▶ What to do
Whenever the word "Februari" turns up in a line below, that line should be copied.

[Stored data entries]
+ + + + + + +

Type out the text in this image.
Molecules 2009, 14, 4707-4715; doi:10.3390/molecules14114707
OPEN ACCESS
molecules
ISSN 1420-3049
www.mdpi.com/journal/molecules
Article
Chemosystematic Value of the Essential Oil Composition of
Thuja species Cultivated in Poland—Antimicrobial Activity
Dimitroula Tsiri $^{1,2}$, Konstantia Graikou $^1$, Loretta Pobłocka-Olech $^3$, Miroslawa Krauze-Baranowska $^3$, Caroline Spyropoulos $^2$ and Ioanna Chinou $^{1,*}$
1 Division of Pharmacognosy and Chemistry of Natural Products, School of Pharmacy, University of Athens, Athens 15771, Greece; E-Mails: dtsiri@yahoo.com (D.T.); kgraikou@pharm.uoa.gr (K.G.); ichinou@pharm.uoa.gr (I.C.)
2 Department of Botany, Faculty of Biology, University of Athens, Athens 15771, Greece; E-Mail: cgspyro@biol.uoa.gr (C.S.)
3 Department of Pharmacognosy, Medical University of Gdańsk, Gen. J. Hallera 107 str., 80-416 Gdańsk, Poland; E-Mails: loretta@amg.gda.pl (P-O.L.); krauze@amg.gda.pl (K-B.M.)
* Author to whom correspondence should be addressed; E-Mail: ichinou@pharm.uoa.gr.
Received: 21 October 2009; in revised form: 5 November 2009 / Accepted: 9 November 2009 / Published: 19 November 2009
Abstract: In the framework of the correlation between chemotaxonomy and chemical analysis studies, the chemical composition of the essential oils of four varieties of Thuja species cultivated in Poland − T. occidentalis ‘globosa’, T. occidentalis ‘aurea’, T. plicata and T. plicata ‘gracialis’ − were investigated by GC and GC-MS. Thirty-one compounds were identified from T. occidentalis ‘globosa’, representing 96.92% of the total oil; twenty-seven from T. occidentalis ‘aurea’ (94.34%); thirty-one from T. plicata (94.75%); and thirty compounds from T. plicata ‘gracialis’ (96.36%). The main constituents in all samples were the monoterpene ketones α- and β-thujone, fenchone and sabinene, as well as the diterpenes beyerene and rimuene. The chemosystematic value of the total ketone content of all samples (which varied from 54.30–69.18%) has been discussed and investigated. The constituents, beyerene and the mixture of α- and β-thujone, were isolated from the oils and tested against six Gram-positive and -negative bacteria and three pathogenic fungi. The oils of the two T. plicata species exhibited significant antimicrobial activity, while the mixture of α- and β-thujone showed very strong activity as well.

+ + + + + + +

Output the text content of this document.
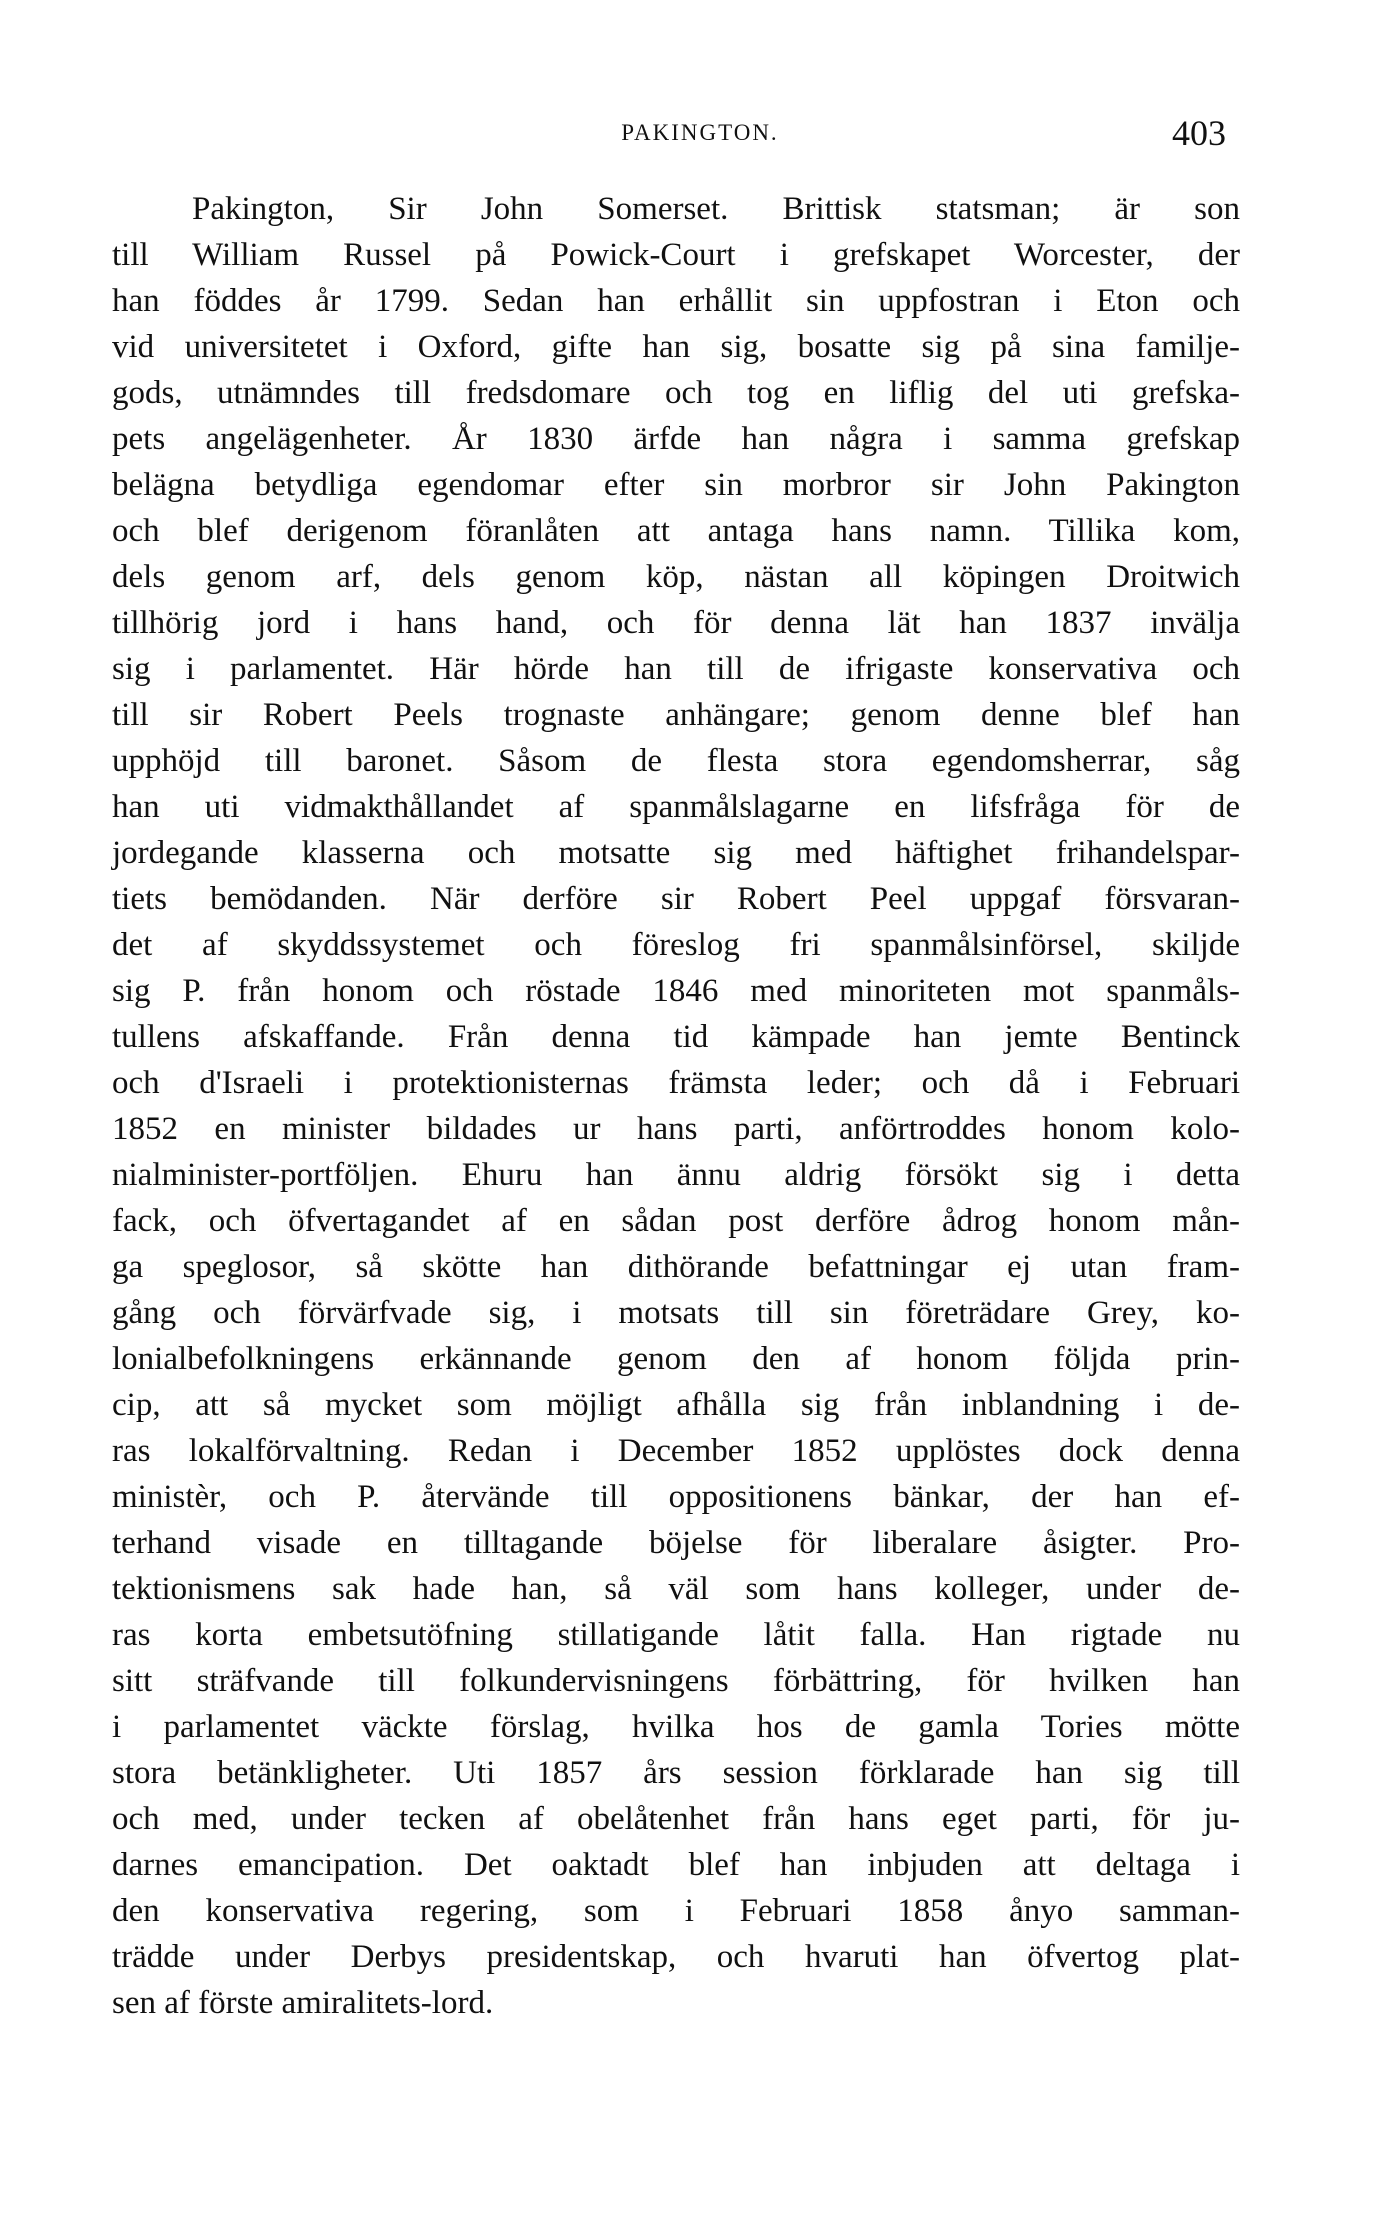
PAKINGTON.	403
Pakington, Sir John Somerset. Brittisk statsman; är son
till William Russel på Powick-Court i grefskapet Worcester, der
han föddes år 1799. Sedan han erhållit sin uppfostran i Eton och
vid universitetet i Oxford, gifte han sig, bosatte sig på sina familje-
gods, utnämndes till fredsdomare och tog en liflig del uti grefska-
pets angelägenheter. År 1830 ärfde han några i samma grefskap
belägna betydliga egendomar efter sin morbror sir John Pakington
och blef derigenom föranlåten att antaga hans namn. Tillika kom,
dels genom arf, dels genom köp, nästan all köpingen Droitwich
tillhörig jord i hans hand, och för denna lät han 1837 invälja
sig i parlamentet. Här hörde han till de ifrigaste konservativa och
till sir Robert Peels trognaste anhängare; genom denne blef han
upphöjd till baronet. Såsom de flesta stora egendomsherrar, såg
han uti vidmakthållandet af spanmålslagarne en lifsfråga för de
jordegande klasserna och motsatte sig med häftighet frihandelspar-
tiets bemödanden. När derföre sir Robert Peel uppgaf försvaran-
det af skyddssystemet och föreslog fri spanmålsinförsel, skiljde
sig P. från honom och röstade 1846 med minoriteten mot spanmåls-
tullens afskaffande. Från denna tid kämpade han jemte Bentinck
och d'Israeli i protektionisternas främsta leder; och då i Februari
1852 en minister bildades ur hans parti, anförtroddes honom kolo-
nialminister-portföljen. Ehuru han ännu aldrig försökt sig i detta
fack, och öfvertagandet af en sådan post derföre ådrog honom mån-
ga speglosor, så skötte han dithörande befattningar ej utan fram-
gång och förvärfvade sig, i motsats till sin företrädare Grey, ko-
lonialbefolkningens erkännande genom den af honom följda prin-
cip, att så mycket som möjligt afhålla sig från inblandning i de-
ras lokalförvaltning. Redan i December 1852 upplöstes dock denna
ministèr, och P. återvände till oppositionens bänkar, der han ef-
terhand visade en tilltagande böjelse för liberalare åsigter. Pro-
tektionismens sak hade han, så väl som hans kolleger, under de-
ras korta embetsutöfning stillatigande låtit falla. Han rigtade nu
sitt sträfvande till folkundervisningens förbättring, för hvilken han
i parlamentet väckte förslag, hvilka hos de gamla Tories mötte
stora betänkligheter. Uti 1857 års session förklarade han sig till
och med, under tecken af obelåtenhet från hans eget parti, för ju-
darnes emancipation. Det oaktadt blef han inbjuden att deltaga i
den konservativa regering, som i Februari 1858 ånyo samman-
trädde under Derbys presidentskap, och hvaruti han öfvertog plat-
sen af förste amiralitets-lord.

+ + + + + + +

▶ Problem solution
och d'Israeli i protektionisternas främsta leder; och då i Februari
den konservativa regering, som i Februari 1858 ånyo samman-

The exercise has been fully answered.